• **Input**:
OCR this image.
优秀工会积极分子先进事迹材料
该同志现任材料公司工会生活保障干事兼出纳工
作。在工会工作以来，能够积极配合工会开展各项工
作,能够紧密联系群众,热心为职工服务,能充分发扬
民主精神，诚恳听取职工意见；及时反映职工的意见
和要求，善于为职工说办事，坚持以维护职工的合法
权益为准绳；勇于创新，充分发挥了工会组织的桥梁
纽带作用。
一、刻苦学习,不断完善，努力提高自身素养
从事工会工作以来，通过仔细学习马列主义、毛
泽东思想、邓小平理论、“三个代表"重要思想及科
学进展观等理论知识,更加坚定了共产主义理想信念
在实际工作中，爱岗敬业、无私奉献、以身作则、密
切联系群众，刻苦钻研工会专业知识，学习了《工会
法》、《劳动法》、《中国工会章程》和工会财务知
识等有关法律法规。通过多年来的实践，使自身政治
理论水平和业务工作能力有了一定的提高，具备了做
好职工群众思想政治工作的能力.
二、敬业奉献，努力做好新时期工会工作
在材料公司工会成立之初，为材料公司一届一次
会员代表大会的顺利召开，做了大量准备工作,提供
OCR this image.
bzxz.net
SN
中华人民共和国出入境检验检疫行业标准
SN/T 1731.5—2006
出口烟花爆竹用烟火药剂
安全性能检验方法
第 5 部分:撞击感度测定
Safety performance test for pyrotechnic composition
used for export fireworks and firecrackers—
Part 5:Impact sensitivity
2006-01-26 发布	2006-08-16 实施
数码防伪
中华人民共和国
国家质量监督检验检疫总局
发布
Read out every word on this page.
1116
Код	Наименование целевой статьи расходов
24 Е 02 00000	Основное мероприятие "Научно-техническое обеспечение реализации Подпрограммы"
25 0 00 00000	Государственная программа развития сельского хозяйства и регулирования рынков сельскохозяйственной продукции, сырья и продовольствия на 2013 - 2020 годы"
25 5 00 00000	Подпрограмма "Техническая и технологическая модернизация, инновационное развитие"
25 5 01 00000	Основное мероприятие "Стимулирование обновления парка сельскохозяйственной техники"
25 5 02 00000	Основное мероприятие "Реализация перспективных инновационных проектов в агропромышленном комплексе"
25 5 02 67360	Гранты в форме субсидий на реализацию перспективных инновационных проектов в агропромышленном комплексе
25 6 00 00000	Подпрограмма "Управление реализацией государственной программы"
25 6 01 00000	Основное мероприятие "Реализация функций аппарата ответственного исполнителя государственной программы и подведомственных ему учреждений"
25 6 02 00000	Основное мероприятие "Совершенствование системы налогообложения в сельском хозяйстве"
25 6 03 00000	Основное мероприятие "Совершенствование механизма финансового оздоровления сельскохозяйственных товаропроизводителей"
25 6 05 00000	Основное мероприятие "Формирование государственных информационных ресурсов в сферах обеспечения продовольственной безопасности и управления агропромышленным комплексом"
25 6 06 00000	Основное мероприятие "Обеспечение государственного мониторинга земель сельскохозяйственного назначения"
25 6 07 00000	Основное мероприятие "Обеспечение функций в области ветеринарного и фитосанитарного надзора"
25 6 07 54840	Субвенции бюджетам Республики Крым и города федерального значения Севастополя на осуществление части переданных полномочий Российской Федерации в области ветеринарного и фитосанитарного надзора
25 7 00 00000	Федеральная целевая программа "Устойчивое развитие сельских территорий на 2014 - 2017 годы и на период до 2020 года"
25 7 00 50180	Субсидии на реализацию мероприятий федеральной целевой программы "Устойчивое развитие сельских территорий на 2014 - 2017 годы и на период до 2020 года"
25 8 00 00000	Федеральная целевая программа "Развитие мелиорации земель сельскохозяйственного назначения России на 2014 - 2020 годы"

• **Aim**:
Which lines above hold the word "проектов"? Copy each of them.

• **Task result**:
25 5 02 00000	Основное мероприятие "Реализация перспективных инновационных проектов в агропромышленном комплексе"
25 5 02 67360	Гранты в форме субсидий на реализацию перспективных инновационных проектов в агропромышленном комплексе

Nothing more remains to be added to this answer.